--- Goal of the exercise ---
In the records that follow, show each line where the word "JSON" is present.

--- Input ---
▬▬▬▬▬▬▬▬▬▬
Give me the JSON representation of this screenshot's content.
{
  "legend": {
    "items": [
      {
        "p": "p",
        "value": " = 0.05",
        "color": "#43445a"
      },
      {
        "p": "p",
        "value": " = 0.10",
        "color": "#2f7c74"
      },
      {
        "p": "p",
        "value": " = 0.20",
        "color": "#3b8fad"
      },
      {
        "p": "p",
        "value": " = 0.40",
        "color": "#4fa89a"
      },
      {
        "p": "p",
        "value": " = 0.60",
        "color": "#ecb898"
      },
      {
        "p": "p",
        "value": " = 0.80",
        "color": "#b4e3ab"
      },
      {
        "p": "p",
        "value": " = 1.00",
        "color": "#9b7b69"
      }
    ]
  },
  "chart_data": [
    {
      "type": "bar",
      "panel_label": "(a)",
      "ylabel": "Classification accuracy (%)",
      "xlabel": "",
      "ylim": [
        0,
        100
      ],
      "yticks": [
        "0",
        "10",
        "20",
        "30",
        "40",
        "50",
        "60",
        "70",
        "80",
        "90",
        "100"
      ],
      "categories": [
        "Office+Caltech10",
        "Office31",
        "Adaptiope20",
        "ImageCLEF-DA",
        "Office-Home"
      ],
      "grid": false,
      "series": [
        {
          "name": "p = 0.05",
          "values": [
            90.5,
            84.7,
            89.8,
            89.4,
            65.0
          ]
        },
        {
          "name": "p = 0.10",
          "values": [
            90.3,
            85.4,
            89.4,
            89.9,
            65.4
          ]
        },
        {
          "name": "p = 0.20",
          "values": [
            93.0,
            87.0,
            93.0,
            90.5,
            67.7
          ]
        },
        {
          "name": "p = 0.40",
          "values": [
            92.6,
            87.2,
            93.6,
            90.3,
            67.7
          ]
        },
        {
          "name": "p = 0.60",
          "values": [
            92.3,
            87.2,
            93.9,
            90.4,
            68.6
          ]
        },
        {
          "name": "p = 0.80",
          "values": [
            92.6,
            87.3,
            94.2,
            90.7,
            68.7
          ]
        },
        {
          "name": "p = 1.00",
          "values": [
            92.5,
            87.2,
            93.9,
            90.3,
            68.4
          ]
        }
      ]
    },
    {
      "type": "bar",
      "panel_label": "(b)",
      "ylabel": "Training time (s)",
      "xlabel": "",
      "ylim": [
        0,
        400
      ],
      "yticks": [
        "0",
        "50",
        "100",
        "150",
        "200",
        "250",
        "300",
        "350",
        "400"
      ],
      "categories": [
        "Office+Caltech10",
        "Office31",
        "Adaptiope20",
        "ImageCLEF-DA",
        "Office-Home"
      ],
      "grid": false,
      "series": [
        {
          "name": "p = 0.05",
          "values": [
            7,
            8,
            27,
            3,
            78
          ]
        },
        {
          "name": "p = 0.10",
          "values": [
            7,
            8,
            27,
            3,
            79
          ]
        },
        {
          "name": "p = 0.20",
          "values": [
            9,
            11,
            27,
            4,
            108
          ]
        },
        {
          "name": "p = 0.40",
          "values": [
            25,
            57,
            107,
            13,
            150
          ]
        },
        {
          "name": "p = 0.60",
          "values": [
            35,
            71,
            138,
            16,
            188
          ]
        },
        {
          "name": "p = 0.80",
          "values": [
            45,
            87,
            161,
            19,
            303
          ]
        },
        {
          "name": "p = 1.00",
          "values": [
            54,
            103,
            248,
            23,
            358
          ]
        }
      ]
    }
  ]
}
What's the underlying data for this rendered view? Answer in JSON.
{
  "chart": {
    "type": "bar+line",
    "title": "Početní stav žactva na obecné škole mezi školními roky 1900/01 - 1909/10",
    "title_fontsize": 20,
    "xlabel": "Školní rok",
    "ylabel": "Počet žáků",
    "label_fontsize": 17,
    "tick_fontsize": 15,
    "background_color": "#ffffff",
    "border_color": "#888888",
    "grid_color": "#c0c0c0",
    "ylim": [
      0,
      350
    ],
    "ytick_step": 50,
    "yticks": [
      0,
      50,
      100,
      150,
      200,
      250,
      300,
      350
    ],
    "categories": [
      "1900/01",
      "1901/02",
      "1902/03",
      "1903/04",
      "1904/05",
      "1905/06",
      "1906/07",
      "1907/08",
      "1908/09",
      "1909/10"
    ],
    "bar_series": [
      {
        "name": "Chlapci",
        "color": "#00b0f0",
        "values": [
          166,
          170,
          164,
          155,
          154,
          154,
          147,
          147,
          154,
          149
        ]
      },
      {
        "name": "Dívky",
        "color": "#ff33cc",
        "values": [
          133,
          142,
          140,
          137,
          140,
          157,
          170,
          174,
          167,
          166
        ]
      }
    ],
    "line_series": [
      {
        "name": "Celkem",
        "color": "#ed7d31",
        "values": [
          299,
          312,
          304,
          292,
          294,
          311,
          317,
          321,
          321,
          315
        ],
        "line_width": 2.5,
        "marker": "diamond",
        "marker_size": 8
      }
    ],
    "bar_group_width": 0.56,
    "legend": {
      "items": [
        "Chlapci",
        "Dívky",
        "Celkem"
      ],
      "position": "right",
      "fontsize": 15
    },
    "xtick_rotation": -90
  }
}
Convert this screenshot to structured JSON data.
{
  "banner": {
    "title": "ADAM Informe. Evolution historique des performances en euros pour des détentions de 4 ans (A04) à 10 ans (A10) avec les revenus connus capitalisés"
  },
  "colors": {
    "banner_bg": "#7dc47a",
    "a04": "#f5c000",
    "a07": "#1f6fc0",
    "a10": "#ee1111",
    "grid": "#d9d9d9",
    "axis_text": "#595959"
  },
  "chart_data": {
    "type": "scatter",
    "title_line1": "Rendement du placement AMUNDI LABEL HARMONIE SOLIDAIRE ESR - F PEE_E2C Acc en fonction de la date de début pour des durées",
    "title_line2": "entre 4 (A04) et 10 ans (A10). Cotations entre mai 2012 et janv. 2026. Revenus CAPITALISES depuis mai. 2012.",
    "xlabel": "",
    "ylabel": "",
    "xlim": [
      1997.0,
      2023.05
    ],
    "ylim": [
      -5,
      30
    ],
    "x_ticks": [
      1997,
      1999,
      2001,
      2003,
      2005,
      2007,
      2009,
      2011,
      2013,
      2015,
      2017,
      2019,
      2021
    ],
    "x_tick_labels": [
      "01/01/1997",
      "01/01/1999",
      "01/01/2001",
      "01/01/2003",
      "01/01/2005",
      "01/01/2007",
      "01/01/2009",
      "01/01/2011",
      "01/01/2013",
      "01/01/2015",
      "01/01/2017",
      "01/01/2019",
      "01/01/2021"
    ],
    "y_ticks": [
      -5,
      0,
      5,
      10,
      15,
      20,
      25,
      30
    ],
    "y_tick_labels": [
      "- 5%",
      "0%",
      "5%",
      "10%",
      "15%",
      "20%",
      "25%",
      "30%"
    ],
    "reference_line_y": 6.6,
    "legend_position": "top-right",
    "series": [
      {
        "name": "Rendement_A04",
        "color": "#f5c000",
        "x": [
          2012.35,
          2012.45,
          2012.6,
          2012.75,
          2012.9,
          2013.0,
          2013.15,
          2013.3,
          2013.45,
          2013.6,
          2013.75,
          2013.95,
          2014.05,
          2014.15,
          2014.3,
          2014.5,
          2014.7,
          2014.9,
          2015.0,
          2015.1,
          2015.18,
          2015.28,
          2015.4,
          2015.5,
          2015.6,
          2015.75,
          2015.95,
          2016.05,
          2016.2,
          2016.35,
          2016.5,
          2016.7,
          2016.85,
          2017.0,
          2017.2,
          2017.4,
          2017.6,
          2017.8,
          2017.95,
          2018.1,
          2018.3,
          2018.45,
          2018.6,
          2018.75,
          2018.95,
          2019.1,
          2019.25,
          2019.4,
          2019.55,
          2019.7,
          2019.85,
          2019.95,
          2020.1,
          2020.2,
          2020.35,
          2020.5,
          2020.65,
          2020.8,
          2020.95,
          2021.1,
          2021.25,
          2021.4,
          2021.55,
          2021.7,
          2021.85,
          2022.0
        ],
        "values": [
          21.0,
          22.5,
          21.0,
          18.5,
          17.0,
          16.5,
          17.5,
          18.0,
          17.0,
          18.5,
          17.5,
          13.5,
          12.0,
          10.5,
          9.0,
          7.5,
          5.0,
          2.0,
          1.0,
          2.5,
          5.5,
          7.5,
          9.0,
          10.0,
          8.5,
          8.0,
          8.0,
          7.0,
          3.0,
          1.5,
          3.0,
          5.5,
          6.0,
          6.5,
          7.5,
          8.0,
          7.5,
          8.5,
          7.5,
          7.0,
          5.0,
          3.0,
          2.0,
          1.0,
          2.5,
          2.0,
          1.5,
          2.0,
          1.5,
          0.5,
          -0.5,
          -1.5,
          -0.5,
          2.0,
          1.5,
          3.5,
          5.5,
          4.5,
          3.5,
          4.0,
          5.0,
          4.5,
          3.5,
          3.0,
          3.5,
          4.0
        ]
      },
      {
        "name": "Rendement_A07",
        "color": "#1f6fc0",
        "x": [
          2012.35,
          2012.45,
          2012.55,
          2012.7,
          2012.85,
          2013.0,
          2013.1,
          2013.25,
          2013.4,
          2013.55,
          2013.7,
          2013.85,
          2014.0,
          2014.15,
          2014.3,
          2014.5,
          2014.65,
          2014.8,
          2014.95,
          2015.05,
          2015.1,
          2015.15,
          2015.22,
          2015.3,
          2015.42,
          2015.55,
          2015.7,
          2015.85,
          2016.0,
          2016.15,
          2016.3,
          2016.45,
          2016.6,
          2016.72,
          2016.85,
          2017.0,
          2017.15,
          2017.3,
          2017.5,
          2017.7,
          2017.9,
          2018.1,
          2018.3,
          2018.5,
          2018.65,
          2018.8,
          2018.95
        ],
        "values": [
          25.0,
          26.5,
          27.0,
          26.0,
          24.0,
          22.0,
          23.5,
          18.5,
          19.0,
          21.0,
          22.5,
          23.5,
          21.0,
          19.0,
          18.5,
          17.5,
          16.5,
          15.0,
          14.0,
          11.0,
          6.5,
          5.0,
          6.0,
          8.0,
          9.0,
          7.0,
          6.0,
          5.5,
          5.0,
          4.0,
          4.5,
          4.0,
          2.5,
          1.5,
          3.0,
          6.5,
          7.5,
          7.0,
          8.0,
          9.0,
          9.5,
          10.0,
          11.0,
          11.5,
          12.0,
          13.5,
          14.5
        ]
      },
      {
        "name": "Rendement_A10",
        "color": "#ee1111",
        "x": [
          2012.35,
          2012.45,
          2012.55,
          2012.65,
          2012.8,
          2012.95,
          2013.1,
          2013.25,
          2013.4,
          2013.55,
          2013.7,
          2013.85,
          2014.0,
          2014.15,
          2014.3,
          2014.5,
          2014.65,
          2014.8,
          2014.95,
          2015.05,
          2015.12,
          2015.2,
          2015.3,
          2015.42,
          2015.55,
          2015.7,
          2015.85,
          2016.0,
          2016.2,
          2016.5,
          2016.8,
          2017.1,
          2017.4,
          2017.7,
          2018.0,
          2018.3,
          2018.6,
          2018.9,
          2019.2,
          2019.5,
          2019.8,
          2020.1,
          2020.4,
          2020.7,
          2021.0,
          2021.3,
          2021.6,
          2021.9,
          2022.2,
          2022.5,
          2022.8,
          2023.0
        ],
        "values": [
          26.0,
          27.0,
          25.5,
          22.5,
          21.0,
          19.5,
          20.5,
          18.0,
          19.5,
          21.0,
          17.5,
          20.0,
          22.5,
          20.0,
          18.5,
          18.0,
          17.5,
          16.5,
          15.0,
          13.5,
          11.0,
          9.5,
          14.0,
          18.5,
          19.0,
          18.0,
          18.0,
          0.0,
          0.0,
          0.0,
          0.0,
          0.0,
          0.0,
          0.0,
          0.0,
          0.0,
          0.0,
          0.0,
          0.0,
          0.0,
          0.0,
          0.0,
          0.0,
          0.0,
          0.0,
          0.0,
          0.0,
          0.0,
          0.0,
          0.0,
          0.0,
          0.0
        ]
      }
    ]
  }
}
▬▬▬▬▬▬▬▬▬▬
--- The solution ---
Give me the JSON representation of this screenshot's content.
What's the underlying data for this rendered view? Answer in JSON.
Convert this screenshot to structured JSON data.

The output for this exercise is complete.